## CHALLENGE
Return all entries precisely as they stand, without the images.

(Stored data entries)
--- --- ---
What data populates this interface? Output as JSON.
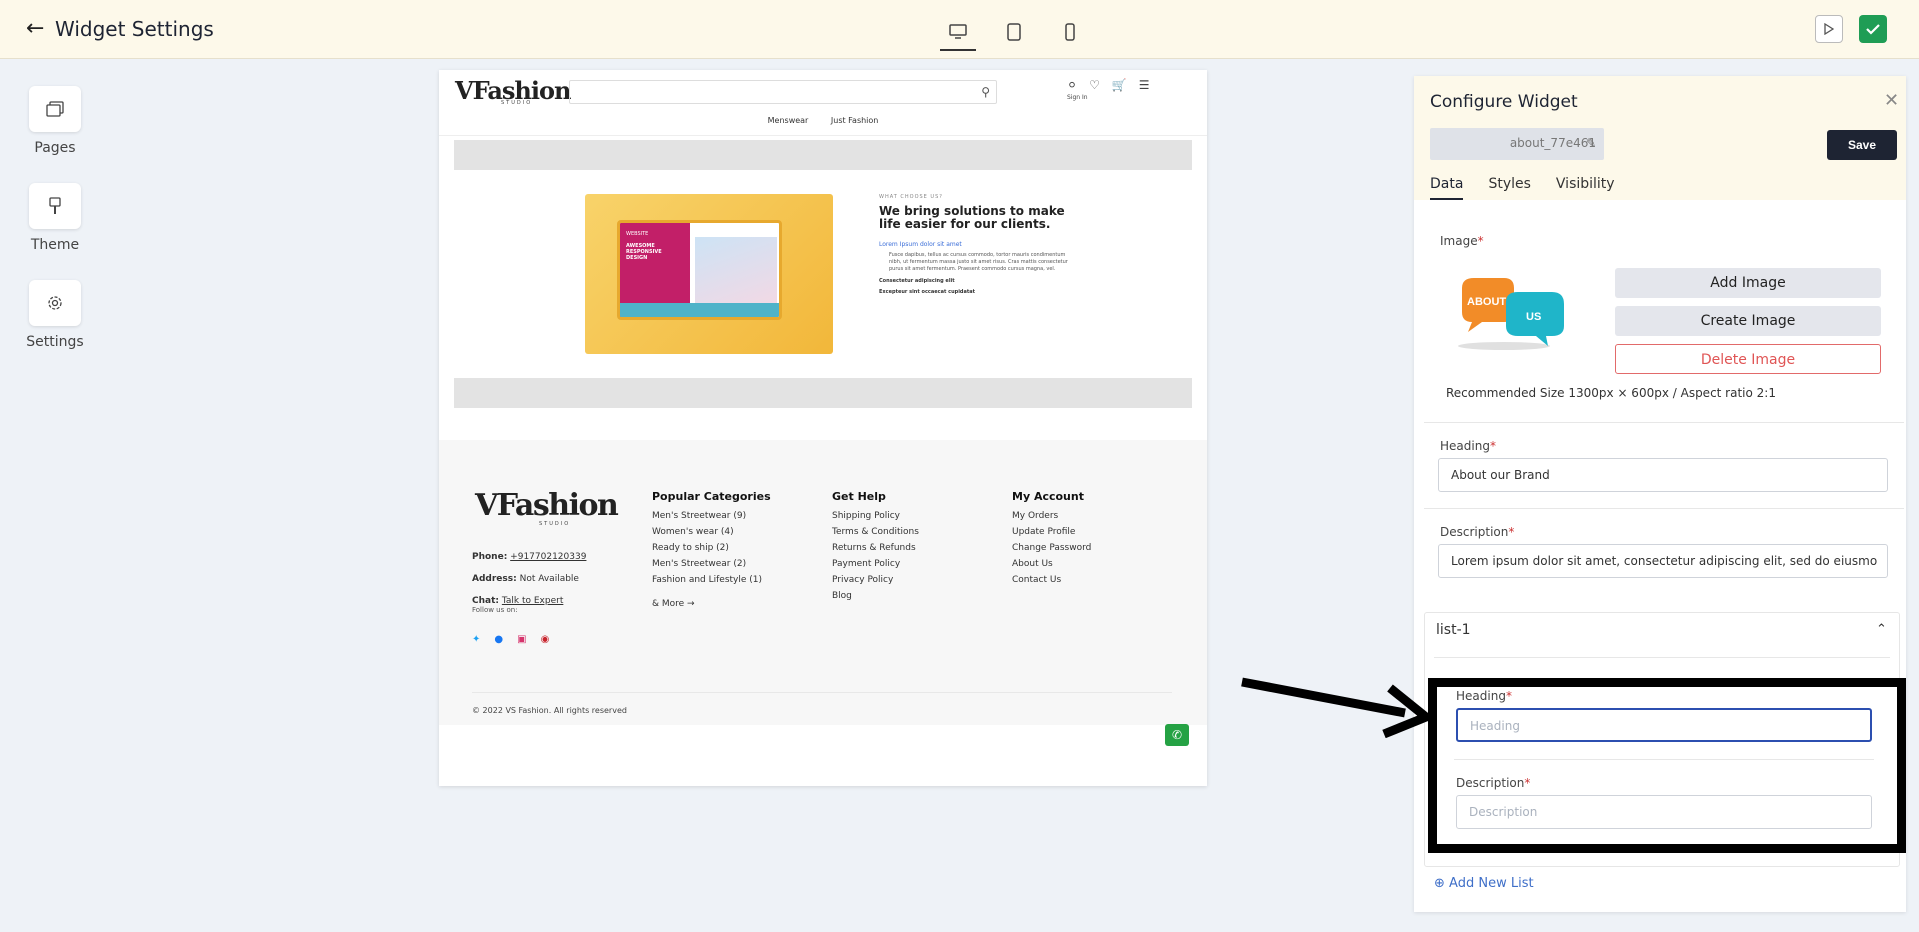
{
  "header": {
    "title": "Widget Settings",
    "devices": [
      "desktop-icon",
      "tablet-icon",
      "mobile-icon"
    ]
  },
  "sidenav": [
    {
      "label": "Pages",
      "icon": "pages-icon"
    },
    {
      "label": "Theme",
      "icon": "brush-icon"
    },
    {
      "label": "Settings",
      "icon": "gear-icon"
    }
  ],
  "store": {
    "nav": [
      "Menswear",
      "Just Fashion"
    ],
    "signin": "Sign In",
    "about": {
      "small": "WHAT CHOOSE US?",
      "heading": "We bring solutions to make life easier for our clients.",
      "link": "Lorem Ipsum dolor sit amet",
      "para": "Fusce dapibus, tellus ac cursus commodo, tortor mauris condimentum nibh, ut fermentum massa justo sit amet risus. Cras mattis consectetur purus sit amet fermentum. Praesent commodo cursus magna, vel.",
      "b1": "Consectetur adipiscing elit",
      "b2": "Excepteur sint occaecat cupidatat"
    },
    "screen": {
      "label": "WEBSITE",
      "line1": "AWESOME",
      "line2": "RESPONSIVE",
      "line3": "DESIGN"
    },
    "footer": {
      "phone_label": "Phone:",
      "phone": "+917702120339",
      "address_label": "Address:",
      "address": "Not Available",
      "chat_label": "Chat:",
      "chat": "Talk to Expert",
      "follow": "Follow us on:",
      "copyright": "© 2022 VS Fashion. All rights reserved",
      "columns": [
        {
          "title": "Popular Categories",
          "items": [
            "Men's Streetwear (9)",
            "Women's wear (4)",
            "Ready to ship (2)",
            "Men's Streetwear (2)",
            "Fashion and Lifestyle (1)"
          ],
          "more": "& More →"
        },
        {
          "title": "Get Help",
          "items": [
            "Shipping Policy",
            "Terms & Conditions",
            "Returns & Refunds",
            "Payment Policy",
            "Privacy Policy",
            "Blog"
          ]
        },
        {
          "title": "My Account",
          "items": [
            "My Orders",
            "Update Profile",
            "Change Password",
            "About Us",
            "Contact Us"
          ]
        }
      ]
    }
  },
  "panel": {
    "title": "Configure Widget",
    "widget_name": "about_77e461",
    "save": "Save",
    "tabs": [
      "Data",
      "Styles",
      "Visibility"
    ],
    "image_label": "Image",
    "image_bubble1": "ABOUT",
    "image_bubble2": "US",
    "add_image": "Add Image",
    "create_image": "Create Image",
    "delete_image": "Delete Image",
    "rec_size": "Recommended Size 1300px × 600px / Aspect ratio 2:1",
    "heading_label": "Heading",
    "heading_value": "About our Brand",
    "desc_label": "Description",
    "desc_value": "Lorem ipsum dolor sit amet, consectetur adipiscing elit, sed do eiusmo",
    "list_title": "list-1",
    "list_heading_label": "Heading",
    "list_heading_placeholder": "Heading",
    "list_desc_label": "Description",
    "list_desc_placeholder": "Description",
    "add_list": "Add New List"
  },
  "colors": {
    "accent": "#1e2433",
    "highlight": "#000000",
    "topbar": "#fdf9ea",
    "delete": "#e05555"
  }
}
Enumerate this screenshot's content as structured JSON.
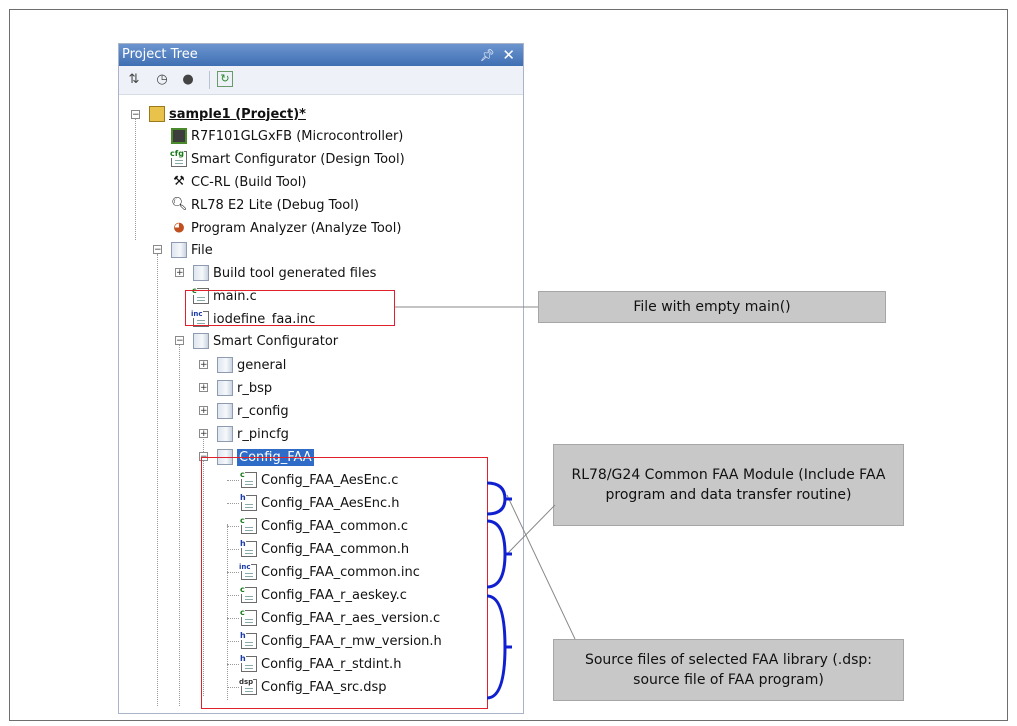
{
  "panel": {
    "title": "Project Tree",
    "pin_icon": "pin-icon",
    "close_icon": "close-icon"
  },
  "toolbar": {
    "buttons": [
      "sort-icon",
      "clock-icon",
      "user-icon",
      "refresh-icon"
    ]
  },
  "tree": {
    "project": "sample1 (Project)*",
    "microcontroller": "R7F101GLGxFB (Microcontroller)",
    "design_tool": "Smart Configurator (Design Tool)",
    "build_tool": "CC-RL (Build Tool)",
    "debug_tool": "RL78 E2 Lite (Debug Tool)",
    "analyze_tool": "Program Analyzer (Analyze Tool)",
    "file_folder": "File",
    "build_generated": "Build tool generated files",
    "main_c": "main.c",
    "iodefine": "iodefine_faa.inc",
    "smart_configurator": "Smart Configurator",
    "general": "general",
    "r_bsp": "r_bsp",
    "r_config": "r_config",
    "r_pincfg": "r_pincfg",
    "config_faa": "Config_FAA",
    "faa_files": [
      {
        "name": "Config_FAA_AesEnc.c",
        "type": "c"
      },
      {
        "name": "Config_FAA_AesEnc.h",
        "type": "h"
      },
      {
        "name": "Config_FAA_common.c",
        "type": "c"
      },
      {
        "name": "Config_FAA_common.h",
        "type": "h"
      },
      {
        "name": "Config_FAA_common.inc",
        "type": "inc"
      },
      {
        "name": "Config_FAA_r_aeskey.c",
        "type": "c"
      },
      {
        "name": "Config_FAA_r_aes_version.c",
        "type": "c"
      },
      {
        "name": "Config_FAA_r_mw_version.h",
        "type": "h"
      },
      {
        "name": "Config_FAA_r_stdint.h",
        "type": "h"
      },
      {
        "name": "Config_FAA_src.dsp",
        "type": "dsp"
      }
    ]
  },
  "callouts": {
    "main": "File with empty main()",
    "module": "RL78/G24 Common FAA Module (Include FAA program and data transfer routine)",
    "source": "Source files of selected FAA library (.dsp: source file of FAA program)"
  },
  "colors": {
    "highlight_box": "#e0202a",
    "brace": "#1020d0",
    "selection": "#2f6cc7",
    "titlebar": "#4f7fc0"
  }
}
--- --- ---
## COMPLETE ANSWER
What data populates this interface? Output as JSON.
{
  "header": {
    "title": "Widget Settings",
    "devices": [
      "desktop-icon",
      "tablet-icon",
      "mobile-icon"
    ]
  },
  "sidenav": [
    {
      "label": "Pages",
      "icon": "pages-icon"
    },
    {
      "label": "Theme",
      "icon": "brush-icon"
    },
    {
      "label": "Settings",
      "icon": "gear-icon"
    }
  ],
  "store": {
    "nav": [
      "Menswear",
      "Just Fashion"
    ],
    "signin": "Sign In",
    "about": {
      "small": "WHAT CHOOSE US?",
      "heading": "We bring solutions to make life easier for our clients.",
      "link": "Lorem Ipsum dolor sit amet",
      "para": "Fusce dapibus, tellus ac cursus commodo, tortor mauris condimentum nibh, ut fermentum massa justo sit amet risus. Cras mattis consectetur purus sit amet fermentum. Praesent commodo cursus magna, vel.",
      "b1": "Consectetur adipiscing elit",
      "b2": "Excepteur sint occaecat cupidatat"
    },
    "screen": {
      "label": "WEBSITE",
      "line1": "AWESOME",
      "line2": "RESPONSIVE",
      "line3": "DESIGN"
    },
    "footer": {
      "phone_label": "Phone:",
      "phone": "+917702120339",
      "address_label": "Address:",
      "address": "Not Available",
      "chat_label": "Chat:",
      "chat": "Talk to Expert",
      "follow": "Follow us on:",
      "copyright": "© 2022 VS Fashion. All rights reserved",
      "columns": [
        {
          "title": "Popular Categories",
          "items": [
            "Men's Streetwear (9)",
            "Women's wear (4)",
            "Ready to ship (2)",
            "Men's Streetwear (2)",
            "Fashion and Lifestyle (1)"
          ],
          "more": "& More →"
        },
        {
          "title": "Get Help",
          "items": [
            "Shipping Policy",
            "Terms & Conditions",
            "Returns & Refunds",
            "Payment Policy",
            "Privacy Policy",
            "Blog"
          ]
        },
        {
          "title": "My Account",
          "items": [
            "My Orders",
            "Update Profile",
            "Change Password",
            "About Us",
            "Contact Us"
          ]
        }
      ]
    }
  },
  "panel": {
    "title": "Configure Widget",
    "widget_name": "about_77e461",
    "save": "Save",
    "tabs": [
      "Data",
      "Styles",
      "Visibility"
    ],
    "image_label": "Image",
    "image_bubble1": "ABOUT",
    "image_bubble2": "US",
    "add_image": "Add Image",
    "create_image": "Create Image",
    "delete_image": "Delete Image",
    "rec_size": "Recommended Size 1300px × 600px / Aspect ratio 2:1",
    "heading_label": "Heading",
    "heading_value": "About our Brand",
    "desc_label": "Description",
    "desc_value": "Lorem ipsum dolor sit amet, consectetur adipiscing elit, sed do eiusmo",
    "list_title": "list-1",
    "list_heading_label": "Heading",
    "list_heading_placeholder": "Heading",
    "list_desc_label": "Description",
    "list_desc_placeholder": "Description",
    "add_list": "Add New List"
  },
  "colors": {
    "accent": "#1e2433",
    "highlight": "#000000",
    "topbar": "#fdf9ea",
    "delete": "#e05555"
  }
}
Enumerate this screenshot's content as structured JSON.
{
  "panel": {
    "title": "Project Tree",
    "pin_icon": "pin-icon",
    "close_icon": "close-icon"
  },
  "toolbar": {
    "buttons": [
      "sort-icon",
      "clock-icon",
      "user-icon",
      "refresh-icon"
    ]
  },
  "tree": {
    "project": "sample1 (Project)*",
    "microcontroller": "R7F101GLGxFB (Microcontroller)",
    "design_tool": "Smart Configurator (Design Tool)",
    "build_tool": "CC-RL (Build Tool)",
    "debug_tool": "RL78 E2 Lite (Debug Tool)",
    "analyze_tool": "Program Analyzer (Analyze Tool)",
    "file_folder": "File",
    "build_generated": "Build tool generated files",
    "main_c": "main.c",
    "iodefine": "iodefine_faa.inc",
    "smart_configurator": "Smart Configurator",
    "general": "general",
    "r_bsp": "r_bsp",
    "r_config": "r_config",
    "r_pincfg": "r_pincfg",
    "config_faa": "Config_FAA",
    "faa_files": [
      {
        "name": "Config_FAA_AesEnc.c",
        "type": "c"
      },
      {
        "name": "Config_FAA_AesEnc.h",
        "type": "h"
      },
      {
        "name": "Config_FAA_common.c",
        "type": "c"
      },
      {
        "name": "Config_FAA_common.h",
        "type": "h"
      },
      {
        "name": "Config_FAA_common.inc",
        "type": "inc"
      },
      {
        "name": "Config_FAA_r_aeskey.c",
        "type": "c"
      },
      {
        "name": "Config_FAA_r_aes_version.c",
        "type": "c"
      },
      {
        "name": "Config_FAA_r_mw_version.h",
        "type": "h"
      },
      {
        "name": "Config_FAA_r_stdint.h",
        "type": "h"
      },
      {
        "name": "Config_FAA_src.dsp",
        "type": "dsp"
      }
    ]
  },
  "callouts": {
    "main": "File with empty main()",
    "module": "RL78/G24 Common FAA Module (Include FAA program and data transfer routine)",
    "source": "Source files of selected FAA library (.dsp: source file of FAA program)"
  },
  "colors": {
    "highlight_box": "#e0202a",
    "brace": "#1020d0",
    "selection": "#2f6cc7",
    "titlebar": "#4f7fc0"
  }
}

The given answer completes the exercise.